**STATED GOAL**: Could you print all the entries exactly?

-- begin DATA TO PROCESS --

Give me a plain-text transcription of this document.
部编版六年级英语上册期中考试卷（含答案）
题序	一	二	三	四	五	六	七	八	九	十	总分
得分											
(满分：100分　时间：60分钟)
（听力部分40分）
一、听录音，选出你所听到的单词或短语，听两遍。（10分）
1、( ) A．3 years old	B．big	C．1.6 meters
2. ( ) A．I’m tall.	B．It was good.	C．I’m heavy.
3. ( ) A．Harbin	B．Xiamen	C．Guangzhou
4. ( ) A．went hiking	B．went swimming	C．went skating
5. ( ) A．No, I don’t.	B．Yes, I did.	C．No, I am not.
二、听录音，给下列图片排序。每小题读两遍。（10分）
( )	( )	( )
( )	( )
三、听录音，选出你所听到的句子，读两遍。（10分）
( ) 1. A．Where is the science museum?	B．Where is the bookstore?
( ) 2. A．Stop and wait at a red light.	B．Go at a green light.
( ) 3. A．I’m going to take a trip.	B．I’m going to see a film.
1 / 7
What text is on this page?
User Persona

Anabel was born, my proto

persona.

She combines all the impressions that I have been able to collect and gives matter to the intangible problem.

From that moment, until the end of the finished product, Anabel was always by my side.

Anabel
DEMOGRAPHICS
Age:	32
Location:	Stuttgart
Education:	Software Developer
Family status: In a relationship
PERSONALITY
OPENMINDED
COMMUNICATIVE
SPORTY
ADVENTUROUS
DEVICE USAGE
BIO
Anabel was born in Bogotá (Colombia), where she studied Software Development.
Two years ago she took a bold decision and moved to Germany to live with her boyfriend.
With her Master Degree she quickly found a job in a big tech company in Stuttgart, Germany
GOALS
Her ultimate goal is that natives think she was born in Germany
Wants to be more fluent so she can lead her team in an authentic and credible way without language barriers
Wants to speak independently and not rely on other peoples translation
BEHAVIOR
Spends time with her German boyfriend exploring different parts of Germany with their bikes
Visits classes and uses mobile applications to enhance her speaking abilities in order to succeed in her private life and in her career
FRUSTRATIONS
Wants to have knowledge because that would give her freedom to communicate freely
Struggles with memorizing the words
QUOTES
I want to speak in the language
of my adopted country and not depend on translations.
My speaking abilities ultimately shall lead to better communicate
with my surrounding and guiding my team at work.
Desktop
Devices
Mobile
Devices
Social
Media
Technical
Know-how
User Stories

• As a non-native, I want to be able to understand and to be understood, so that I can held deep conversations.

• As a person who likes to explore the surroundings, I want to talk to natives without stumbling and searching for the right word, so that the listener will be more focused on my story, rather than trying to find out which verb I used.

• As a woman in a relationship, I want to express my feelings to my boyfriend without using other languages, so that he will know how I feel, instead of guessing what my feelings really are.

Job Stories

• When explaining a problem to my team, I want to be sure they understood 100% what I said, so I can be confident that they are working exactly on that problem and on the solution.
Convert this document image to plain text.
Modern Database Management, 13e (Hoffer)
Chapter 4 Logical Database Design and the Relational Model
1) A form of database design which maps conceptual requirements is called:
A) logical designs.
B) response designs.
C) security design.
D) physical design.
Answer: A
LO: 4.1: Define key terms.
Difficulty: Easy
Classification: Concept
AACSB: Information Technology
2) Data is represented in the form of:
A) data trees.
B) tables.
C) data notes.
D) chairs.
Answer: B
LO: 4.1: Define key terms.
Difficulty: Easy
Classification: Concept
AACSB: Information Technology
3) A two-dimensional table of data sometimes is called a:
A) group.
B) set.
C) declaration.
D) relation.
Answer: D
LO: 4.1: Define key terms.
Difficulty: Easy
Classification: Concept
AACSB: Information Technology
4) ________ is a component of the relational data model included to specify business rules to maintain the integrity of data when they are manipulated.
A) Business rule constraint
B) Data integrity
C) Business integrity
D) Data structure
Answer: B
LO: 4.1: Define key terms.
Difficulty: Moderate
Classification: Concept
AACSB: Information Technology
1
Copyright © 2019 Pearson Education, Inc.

-- end DATA TO PROCESS --

**REPLY TO THE EXERCISE**:
Give me a plain-text transcription of this document.
部编版六年级英语上册期中考试卷（含答案）
题序	一	二	三	四	五	六	七	八	九	十	总分
得分											
(满分：100分　时间：60分钟)
（听力部分40分）
一、听录音，选出你所听到的单词或短语，听两遍。（10分）
1、( ) A．3 years old	B．big	C．1.6 meters
2. ( ) A．I’m tall.	B．It was good.	C．I’m heavy.
3. ( ) A．Harbin	B．Xiamen	C．Guangzhou
4. ( ) A．went hiking	B．went swimming	C．went skating
5. ( ) A．No, I don’t.	B．Yes, I did.	C．No, I am not.
二、听录音，给下列图片排序。每小题读两遍。（10分）
( )	( )	( )
( )	( )
三、听录音，选出你所听到的句子，读两遍。（10分）
( ) 1. A．Where is the science museum?	B．Where is the bookstore?
( ) 2. A．Stop and wait at a red light.	B．Go at a green light.
( ) 3. A．I’m going to take a trip.	B．I’m going to see a film.
1 / 7
What text is on this page?
User Persona

Anabel was born, my proto

persona.

She combines all the impressions that I have been able to collect and gives matter to the intangible problem.

From that moment, until the end of the finished product, Anabel was always by my side.

Anabel
DEMOGRAPHICS
Age:	32
Location:	Stuttgart
Education:	Software Developer
Family status: In a relationship
PERSONALITY
OPENMINDED
COMMUNICATIVE
SPORTY
ADVENTUROUS
DEVICE USAGE
BIO
Anabel was born in Bogotá (Colombia), where she studied Software Development.
Two years ago she took a bold decision and moved to Germany to live with her boyfriend.
With her Master Degree she quickly found a job in a big tech company in Stuttgart, Germany
GOALS
Her ultimate goal is that natives think she was born in Germany
Wants to be more fluent so she can lead her team in an authentic and credible way without language barriers
Wants to speak independently and not rely on other peoples translation
BEHAVIOR
Spends time with her German boyfriend exploring different parts of Germany with their bikes
Visits classes and uses mobile applications to enhance her speaking abilities in order to succeed in her private life and in her career
FRUSTRATIONS
Wants to have knowledge because that would give her freedom to communicate freely
Struggles with memorizing the words
QUOTES
I want to speak in the language
of my adopted country and not depend on translations.
My speaking abilities ultimately shall lead to better communicate
with my surrounding and guiding my team at work.
Desktop
Devices
Mobile
Devices
Social
Media
Technical
Know-how
User Stories

• As a non-native, I want to be able to understand and to be understood, so that I can held deep conversations.

• As a person who likes to explore the surroundings, I want to talk to natives without stumbling and searching for the right word, so that the listener will be more focused on my story, rather than trying to find out which verb I used.

• As a woman in a relationship, I want to express my feelings to my boyfriend without using other languages, so that he will know how I feel, instead of guessing what my feelings really are.

Job Stories

• When explaining a problem to my team, I want to be sure they understood 100% what I said, so I can be confident that they are working exactly on that problem and on the solution.
Convert this document image to plain text.
Modern Database Management, 13e (Hoffer)
Chapter 4 Logical Database Design and the Relational Model
1) A form of database design which maps conceptual requirements is called:
A) logical designs.
B) response designs.
C) security design.
D) physical design.
Answer: A
LO: 4.1: Define key terms.
Difficulty: Easy
Classification: Concept
AACSB: Information Technology
2) Data is represented in the form of:
A) data trees.
B) tables.
C) data notes.
D) chairs.
Answer: B
LO: 4.1: Define key terms.
Difficulty: Easy
Classification: Concept
AACSB: Information Technology
3) A two-dimensional table of data sometimes is called a:
A) group.
B) set.
C) declaration.
D) relation.
Answer: D
LO: 4.1: Define key terms.
Difficulty: Easy
Classification: Concept
AACSB: Information Technology
4) ________ is a component of the relational data model included to specify business rules to maintain the integrity of data when they are manipulated.
A) Business rule constraint
B) Data integrity
C) Business integrity
D) Data structure
Answer: B
LO: 4.1: Define key terms.
Difficulty: Moderate
Classification: Concept
AACSB: Information Technology
1
Copyright © 2019 Pearson Education, Inc.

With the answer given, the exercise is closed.